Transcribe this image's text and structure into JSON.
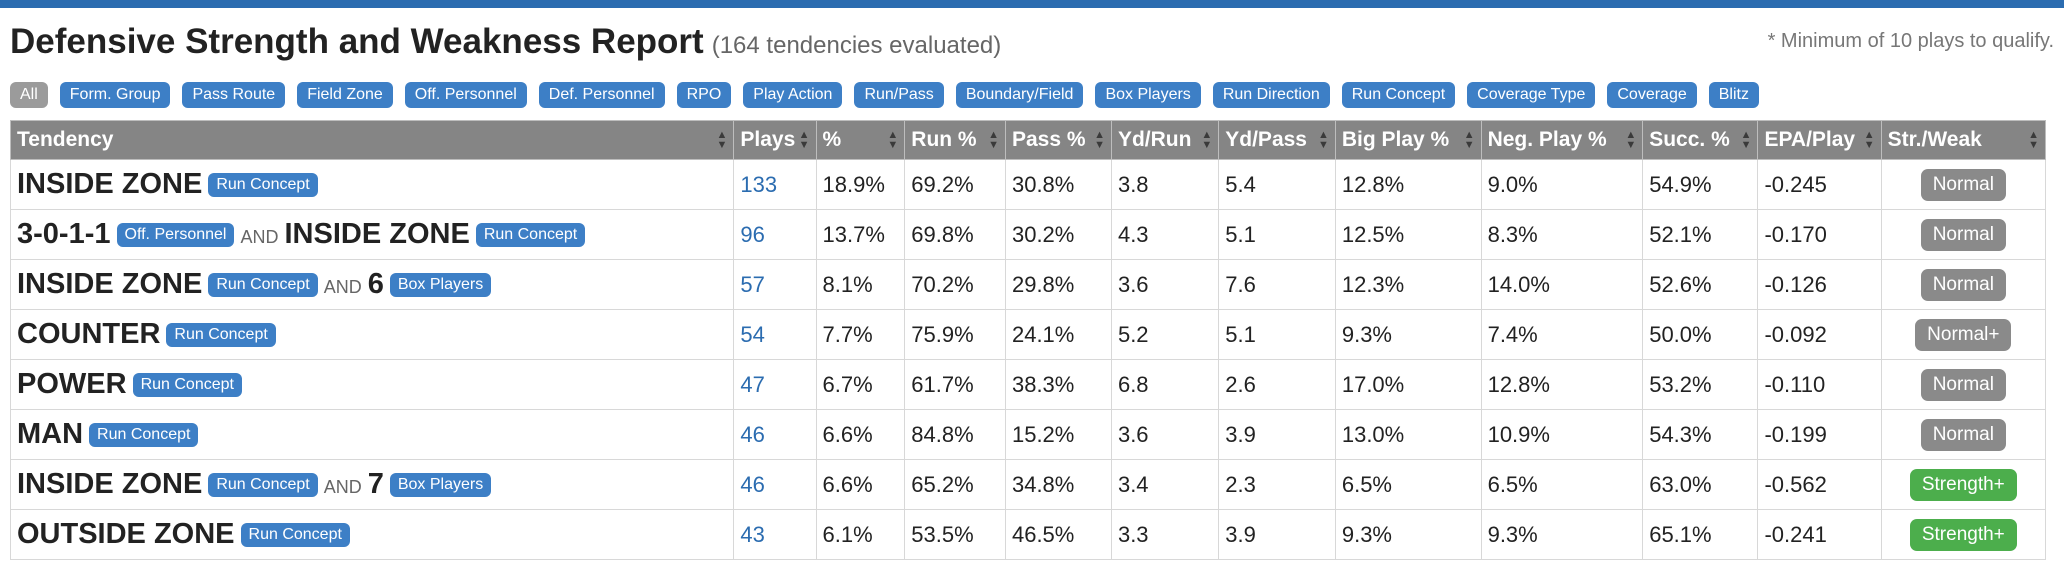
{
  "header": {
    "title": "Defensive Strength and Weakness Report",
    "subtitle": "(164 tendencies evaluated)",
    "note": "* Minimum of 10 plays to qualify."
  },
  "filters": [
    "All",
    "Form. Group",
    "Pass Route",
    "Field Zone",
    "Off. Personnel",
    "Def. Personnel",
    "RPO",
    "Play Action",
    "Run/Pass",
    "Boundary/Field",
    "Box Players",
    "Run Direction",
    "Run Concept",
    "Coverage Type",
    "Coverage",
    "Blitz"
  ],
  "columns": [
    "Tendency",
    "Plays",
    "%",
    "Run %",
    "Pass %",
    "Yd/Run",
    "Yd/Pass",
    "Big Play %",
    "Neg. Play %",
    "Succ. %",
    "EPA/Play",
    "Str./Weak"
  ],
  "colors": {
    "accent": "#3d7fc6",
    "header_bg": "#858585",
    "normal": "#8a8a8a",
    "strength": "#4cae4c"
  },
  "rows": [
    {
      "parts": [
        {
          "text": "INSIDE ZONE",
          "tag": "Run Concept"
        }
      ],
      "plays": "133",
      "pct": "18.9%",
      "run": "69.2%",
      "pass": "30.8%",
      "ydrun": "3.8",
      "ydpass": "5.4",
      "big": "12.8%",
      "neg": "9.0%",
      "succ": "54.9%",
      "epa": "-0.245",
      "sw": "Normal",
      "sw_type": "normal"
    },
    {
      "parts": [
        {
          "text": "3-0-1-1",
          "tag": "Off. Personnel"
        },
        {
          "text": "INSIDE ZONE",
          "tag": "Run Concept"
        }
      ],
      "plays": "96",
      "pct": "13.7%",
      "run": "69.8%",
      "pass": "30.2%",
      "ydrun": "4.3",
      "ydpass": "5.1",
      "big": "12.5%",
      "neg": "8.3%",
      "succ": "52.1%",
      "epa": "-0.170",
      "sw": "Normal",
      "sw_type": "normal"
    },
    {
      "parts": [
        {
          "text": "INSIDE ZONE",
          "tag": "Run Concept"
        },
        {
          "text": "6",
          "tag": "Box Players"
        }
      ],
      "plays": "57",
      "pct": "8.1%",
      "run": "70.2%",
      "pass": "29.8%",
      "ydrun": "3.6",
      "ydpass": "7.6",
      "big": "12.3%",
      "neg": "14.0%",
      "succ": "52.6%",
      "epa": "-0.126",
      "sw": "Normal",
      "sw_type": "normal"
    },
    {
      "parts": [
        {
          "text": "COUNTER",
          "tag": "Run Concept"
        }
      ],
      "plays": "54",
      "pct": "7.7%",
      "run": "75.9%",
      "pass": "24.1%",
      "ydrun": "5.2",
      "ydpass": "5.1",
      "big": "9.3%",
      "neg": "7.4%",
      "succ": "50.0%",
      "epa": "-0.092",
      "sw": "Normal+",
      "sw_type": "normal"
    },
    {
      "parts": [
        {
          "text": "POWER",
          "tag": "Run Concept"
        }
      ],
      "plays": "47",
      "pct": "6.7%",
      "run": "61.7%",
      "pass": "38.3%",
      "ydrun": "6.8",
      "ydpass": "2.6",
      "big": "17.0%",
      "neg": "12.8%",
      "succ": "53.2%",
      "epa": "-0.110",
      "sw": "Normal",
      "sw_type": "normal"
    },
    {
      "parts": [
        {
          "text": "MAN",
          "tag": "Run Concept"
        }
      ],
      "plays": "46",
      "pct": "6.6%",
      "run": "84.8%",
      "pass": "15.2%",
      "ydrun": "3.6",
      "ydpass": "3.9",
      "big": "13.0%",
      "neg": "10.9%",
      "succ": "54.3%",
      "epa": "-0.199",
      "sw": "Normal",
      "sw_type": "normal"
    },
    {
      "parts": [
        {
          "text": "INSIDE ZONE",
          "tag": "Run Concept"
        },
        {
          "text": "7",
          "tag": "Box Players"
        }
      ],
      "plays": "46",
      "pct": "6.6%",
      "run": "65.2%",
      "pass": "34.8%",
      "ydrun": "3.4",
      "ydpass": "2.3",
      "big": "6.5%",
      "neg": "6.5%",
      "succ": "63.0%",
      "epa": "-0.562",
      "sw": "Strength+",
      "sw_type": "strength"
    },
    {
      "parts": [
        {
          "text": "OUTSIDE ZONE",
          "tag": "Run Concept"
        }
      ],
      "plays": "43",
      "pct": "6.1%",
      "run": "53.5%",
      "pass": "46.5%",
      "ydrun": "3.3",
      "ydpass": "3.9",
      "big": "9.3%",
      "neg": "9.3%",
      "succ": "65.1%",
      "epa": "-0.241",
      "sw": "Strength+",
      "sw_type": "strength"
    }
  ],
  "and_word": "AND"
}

...

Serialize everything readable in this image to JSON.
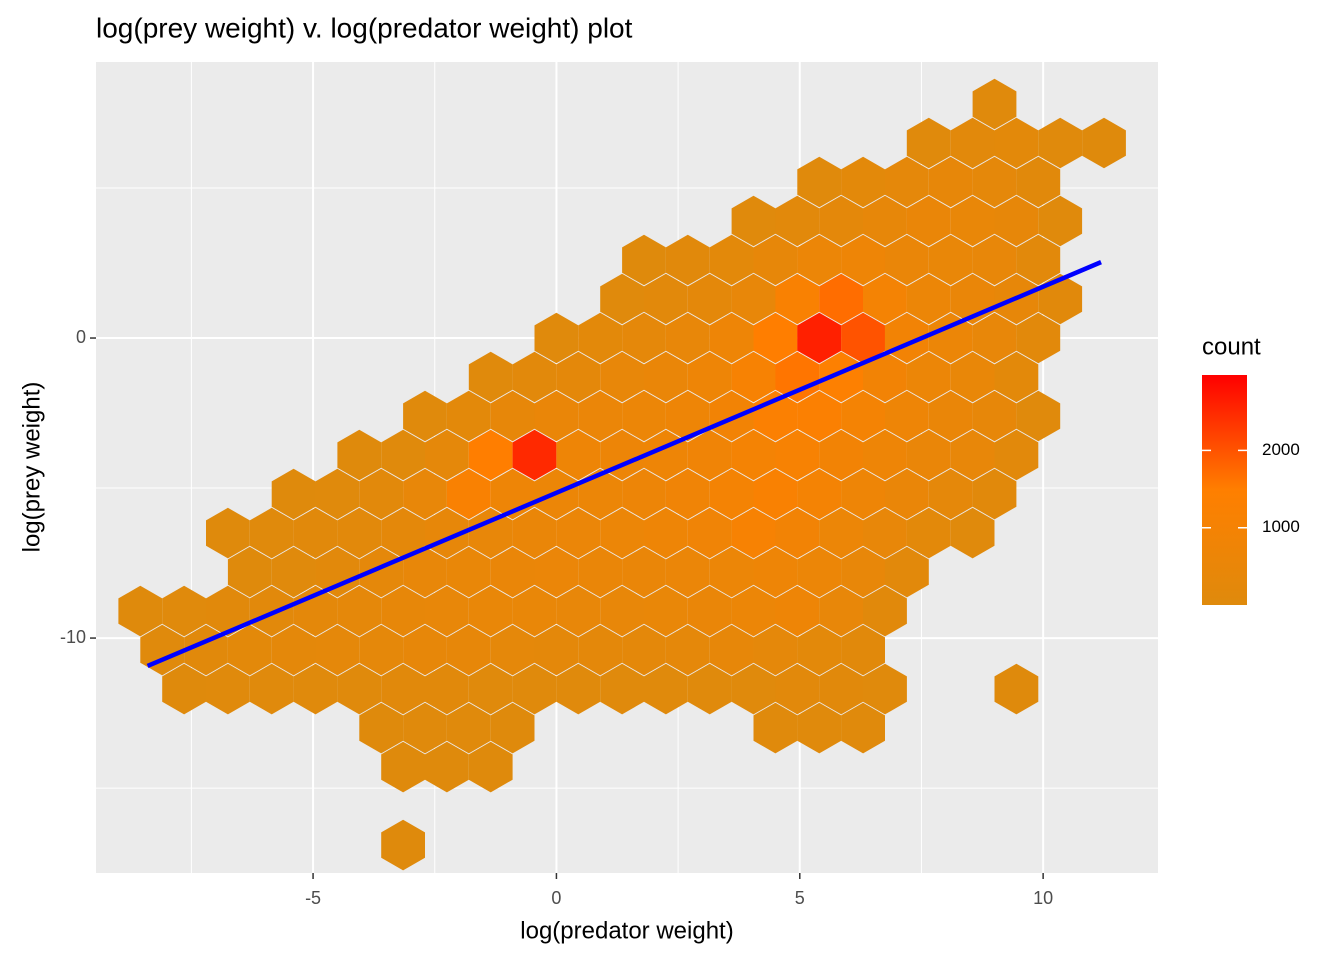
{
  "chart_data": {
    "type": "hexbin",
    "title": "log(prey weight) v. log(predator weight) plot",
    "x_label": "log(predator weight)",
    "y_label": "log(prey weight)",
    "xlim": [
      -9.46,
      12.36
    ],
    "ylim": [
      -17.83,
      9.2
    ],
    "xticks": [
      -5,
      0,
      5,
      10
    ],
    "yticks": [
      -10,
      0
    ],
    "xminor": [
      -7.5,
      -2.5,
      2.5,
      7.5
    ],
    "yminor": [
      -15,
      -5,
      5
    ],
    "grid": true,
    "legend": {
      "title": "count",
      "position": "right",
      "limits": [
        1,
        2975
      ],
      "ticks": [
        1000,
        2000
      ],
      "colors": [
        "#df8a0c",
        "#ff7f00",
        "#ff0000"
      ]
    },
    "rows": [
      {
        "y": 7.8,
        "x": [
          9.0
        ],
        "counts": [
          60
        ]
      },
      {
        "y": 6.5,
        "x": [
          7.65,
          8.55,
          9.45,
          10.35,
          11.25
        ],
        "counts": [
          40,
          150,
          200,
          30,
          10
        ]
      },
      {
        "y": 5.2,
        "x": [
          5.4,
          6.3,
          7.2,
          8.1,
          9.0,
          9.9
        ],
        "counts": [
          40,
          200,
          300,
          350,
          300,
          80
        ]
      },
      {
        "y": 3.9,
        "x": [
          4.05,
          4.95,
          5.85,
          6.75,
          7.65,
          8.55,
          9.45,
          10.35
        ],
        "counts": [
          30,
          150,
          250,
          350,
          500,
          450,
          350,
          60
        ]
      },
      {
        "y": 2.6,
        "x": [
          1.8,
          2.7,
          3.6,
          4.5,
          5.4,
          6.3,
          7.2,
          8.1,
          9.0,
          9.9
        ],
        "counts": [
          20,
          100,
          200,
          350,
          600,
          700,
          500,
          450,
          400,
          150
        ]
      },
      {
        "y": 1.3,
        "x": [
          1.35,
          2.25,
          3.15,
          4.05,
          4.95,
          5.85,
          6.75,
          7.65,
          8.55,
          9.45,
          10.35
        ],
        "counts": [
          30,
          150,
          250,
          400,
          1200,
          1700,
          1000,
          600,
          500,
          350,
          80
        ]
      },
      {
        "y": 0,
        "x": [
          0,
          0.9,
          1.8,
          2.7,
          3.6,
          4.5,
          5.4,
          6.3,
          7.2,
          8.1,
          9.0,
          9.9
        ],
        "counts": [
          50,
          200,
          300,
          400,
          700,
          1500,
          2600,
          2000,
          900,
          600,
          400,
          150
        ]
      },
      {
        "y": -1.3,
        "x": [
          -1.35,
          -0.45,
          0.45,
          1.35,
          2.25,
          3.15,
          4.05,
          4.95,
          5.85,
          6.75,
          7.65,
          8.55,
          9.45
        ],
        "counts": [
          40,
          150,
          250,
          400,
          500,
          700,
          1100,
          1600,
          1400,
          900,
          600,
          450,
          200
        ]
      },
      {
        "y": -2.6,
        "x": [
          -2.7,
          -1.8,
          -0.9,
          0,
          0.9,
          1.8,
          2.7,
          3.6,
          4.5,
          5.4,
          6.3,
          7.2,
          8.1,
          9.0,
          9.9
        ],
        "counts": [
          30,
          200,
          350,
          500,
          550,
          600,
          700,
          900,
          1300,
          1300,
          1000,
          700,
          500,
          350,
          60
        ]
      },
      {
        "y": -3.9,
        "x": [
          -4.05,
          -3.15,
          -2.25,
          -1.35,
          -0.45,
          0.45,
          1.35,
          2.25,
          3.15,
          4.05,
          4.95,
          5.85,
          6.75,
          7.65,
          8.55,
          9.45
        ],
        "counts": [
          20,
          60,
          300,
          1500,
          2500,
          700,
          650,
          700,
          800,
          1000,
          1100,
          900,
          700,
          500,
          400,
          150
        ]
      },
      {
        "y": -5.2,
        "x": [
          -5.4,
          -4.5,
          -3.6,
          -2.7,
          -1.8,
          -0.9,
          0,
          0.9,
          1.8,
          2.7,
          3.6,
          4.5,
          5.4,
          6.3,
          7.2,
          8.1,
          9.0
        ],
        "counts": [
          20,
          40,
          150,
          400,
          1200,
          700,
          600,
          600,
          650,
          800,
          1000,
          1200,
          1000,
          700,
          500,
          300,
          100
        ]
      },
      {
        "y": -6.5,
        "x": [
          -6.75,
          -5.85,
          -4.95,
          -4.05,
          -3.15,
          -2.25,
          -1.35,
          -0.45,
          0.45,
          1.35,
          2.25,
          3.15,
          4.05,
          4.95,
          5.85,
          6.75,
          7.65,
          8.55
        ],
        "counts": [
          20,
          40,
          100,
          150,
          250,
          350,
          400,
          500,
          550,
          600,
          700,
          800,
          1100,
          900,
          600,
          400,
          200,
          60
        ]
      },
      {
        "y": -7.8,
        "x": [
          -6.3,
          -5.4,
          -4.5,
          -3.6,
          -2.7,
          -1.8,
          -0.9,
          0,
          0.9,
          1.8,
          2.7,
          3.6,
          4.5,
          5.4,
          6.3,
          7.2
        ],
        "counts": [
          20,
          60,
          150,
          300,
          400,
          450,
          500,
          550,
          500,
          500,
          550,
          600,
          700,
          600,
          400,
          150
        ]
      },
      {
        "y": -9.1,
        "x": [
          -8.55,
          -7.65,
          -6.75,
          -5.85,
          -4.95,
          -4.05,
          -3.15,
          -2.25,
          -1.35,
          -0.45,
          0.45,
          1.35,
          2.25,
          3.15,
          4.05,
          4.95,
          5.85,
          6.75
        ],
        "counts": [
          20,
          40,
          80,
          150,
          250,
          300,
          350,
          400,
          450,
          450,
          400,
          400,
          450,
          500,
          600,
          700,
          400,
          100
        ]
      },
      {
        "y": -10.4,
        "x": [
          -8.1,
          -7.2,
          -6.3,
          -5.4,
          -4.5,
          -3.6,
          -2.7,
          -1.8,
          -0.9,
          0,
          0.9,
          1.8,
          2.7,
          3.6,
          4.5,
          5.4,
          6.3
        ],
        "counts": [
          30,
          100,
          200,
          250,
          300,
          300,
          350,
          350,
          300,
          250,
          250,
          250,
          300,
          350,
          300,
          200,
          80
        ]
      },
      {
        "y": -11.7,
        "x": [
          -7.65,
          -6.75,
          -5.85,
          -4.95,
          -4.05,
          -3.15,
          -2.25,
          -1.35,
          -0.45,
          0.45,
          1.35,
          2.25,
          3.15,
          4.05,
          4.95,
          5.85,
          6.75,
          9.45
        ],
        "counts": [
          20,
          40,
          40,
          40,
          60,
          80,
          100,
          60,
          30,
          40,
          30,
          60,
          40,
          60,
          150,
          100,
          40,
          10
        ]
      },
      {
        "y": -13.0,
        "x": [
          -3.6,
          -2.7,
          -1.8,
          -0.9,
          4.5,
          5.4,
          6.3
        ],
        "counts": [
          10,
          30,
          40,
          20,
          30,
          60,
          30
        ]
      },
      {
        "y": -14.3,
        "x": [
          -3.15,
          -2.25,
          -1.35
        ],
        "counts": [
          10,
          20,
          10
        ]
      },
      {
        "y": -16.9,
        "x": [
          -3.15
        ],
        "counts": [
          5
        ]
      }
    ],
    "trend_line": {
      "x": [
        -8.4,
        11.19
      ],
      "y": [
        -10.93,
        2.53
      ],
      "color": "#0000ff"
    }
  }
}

## WHAT TO DO
From the listing, copy each line containing the word "ydpass".

## OUTPUT
      "ydpass": "5.4",
      "ydpass": "5.1",
      "ydpass": "7.6",
      "ydpass": "5.1",
      "ydpass": "2.6",
      "ydpass": "3.9",
      "ydpass": "2.3",
      "ydpass": "3.9",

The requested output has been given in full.